**Direction**:
Copy out every line of the records where the string "Aquifer" occurs.

**Input data**:
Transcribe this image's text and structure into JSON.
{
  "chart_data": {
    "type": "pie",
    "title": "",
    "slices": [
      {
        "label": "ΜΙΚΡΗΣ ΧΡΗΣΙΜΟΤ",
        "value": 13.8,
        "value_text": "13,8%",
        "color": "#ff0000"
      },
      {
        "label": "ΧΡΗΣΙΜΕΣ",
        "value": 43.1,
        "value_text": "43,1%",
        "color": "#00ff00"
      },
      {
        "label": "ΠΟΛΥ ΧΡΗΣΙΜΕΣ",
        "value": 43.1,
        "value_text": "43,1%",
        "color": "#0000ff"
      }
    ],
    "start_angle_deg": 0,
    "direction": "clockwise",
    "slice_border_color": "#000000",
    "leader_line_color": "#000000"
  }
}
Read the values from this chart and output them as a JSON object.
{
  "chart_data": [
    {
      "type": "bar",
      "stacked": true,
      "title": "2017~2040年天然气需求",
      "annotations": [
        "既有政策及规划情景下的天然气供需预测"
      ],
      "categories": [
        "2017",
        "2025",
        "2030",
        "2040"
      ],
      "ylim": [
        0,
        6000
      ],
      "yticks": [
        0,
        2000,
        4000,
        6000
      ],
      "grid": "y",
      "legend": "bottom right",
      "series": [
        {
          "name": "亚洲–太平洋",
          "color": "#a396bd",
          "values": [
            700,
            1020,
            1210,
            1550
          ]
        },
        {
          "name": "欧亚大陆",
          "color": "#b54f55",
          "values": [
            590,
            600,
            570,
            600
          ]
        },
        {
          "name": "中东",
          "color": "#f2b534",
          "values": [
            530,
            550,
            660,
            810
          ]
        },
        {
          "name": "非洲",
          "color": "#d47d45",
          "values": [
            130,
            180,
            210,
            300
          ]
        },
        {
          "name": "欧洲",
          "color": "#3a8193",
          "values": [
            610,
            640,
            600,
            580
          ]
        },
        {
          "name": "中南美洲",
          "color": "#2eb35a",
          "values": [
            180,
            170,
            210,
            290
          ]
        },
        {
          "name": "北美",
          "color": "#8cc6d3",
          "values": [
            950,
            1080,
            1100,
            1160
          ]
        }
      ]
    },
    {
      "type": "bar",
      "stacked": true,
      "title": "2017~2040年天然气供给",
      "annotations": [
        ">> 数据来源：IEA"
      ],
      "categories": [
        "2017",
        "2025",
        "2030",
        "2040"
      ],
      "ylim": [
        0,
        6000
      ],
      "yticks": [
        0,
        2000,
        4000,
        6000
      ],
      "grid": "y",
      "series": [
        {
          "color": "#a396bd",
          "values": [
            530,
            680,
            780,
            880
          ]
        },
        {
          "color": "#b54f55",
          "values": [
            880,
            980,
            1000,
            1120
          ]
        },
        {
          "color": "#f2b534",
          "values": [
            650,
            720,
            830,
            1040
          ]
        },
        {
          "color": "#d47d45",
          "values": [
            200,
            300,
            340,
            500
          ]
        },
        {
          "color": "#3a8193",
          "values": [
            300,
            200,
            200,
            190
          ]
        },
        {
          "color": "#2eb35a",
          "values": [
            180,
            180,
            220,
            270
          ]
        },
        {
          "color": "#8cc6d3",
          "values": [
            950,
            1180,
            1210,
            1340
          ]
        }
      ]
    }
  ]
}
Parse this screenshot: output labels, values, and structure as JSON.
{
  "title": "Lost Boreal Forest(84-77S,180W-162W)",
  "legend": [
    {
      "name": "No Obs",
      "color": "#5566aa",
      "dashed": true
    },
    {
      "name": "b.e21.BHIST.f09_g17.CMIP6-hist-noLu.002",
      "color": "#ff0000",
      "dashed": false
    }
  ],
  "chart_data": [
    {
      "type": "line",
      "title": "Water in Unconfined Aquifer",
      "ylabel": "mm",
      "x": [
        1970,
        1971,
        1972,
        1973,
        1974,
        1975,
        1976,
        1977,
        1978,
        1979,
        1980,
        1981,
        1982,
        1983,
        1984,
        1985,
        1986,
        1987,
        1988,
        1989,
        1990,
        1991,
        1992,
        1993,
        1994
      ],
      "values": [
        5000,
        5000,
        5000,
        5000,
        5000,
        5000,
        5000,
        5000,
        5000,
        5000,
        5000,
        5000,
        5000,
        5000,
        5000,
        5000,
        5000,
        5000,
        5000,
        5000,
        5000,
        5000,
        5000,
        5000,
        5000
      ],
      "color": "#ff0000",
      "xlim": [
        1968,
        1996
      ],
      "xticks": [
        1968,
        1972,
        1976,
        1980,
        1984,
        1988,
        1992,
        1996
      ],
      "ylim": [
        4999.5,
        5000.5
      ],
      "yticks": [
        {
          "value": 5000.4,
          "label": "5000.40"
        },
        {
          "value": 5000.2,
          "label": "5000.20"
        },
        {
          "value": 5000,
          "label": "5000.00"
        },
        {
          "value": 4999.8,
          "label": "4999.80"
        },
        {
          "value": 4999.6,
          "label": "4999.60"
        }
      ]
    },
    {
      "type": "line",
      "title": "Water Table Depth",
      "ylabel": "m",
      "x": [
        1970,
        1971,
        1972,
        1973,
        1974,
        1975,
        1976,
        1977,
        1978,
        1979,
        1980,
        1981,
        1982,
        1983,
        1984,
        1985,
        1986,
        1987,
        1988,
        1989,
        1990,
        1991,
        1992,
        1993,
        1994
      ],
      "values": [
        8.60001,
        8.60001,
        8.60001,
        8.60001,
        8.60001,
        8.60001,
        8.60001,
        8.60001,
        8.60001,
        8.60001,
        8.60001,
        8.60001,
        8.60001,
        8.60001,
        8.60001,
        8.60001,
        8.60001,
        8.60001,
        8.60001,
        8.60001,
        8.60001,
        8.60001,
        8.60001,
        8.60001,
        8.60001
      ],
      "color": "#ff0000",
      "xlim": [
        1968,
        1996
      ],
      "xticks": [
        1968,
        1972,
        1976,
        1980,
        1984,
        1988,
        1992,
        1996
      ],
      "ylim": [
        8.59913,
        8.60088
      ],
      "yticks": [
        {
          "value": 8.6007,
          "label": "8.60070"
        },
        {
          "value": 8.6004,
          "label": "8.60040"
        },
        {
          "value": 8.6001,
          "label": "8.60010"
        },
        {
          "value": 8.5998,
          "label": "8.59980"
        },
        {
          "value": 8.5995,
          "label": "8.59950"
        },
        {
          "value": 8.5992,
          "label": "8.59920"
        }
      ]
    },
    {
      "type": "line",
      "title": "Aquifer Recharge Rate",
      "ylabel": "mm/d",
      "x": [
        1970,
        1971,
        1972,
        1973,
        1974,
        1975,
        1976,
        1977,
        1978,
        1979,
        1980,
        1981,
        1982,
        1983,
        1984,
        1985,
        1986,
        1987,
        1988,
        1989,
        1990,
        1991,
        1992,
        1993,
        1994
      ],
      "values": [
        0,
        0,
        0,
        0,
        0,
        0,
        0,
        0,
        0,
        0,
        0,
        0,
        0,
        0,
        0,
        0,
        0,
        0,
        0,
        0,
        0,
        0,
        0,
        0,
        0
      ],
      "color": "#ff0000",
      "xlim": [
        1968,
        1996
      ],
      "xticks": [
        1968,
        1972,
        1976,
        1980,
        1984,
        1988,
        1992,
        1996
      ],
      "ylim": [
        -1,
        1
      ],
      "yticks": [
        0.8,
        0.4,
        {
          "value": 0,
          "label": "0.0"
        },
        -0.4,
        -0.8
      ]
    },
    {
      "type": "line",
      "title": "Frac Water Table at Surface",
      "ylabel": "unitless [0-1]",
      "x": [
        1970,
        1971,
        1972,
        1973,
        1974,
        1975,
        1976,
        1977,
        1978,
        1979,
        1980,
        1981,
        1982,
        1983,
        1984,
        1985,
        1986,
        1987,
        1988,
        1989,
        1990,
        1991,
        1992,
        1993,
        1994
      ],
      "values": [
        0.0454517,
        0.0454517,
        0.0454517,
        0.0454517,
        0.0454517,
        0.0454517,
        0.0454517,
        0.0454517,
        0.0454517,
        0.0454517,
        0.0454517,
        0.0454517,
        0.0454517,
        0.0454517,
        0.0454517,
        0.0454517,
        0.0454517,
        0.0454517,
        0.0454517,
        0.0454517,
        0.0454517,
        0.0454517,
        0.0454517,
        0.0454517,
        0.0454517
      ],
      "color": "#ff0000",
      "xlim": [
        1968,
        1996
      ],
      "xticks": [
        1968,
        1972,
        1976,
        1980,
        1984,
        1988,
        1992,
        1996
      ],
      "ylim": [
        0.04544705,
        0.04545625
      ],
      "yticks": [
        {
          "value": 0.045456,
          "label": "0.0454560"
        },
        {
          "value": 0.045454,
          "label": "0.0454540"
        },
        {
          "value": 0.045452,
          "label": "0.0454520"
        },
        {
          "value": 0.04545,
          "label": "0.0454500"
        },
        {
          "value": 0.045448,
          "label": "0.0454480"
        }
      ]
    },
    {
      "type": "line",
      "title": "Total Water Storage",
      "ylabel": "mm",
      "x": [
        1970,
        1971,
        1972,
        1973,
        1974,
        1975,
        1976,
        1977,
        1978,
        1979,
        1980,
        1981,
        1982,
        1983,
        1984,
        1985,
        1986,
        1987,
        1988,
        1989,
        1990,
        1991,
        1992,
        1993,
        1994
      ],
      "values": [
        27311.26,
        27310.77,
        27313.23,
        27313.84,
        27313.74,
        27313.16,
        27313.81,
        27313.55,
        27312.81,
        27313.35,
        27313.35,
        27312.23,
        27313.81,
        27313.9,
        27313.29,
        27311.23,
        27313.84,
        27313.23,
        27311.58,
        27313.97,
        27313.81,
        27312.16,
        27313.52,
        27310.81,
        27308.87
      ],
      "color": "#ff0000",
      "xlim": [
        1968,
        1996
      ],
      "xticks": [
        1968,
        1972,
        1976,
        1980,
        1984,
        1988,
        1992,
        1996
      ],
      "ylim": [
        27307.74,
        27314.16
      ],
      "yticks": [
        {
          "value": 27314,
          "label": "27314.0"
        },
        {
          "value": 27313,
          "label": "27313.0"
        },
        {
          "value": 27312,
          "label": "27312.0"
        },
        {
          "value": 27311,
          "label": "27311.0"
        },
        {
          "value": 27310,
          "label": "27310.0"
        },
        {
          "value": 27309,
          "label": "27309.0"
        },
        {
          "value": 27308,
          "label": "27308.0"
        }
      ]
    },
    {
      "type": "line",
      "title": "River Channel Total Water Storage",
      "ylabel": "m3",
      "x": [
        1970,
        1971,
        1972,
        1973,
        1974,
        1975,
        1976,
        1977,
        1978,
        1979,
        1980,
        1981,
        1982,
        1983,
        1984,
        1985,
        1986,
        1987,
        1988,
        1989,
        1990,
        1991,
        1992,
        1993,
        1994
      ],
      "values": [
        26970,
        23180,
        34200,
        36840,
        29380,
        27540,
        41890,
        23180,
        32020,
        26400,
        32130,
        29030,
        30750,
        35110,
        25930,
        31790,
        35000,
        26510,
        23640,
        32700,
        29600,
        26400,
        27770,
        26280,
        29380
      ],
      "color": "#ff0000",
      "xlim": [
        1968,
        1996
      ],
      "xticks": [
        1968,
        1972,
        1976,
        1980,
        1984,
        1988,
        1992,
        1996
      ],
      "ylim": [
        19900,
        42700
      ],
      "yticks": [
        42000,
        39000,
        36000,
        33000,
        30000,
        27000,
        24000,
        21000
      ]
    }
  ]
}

**Result of the exercise**:
      "title": "Water in Unconfined Aquifer",
      "title": "Aquifer Recharge Rate",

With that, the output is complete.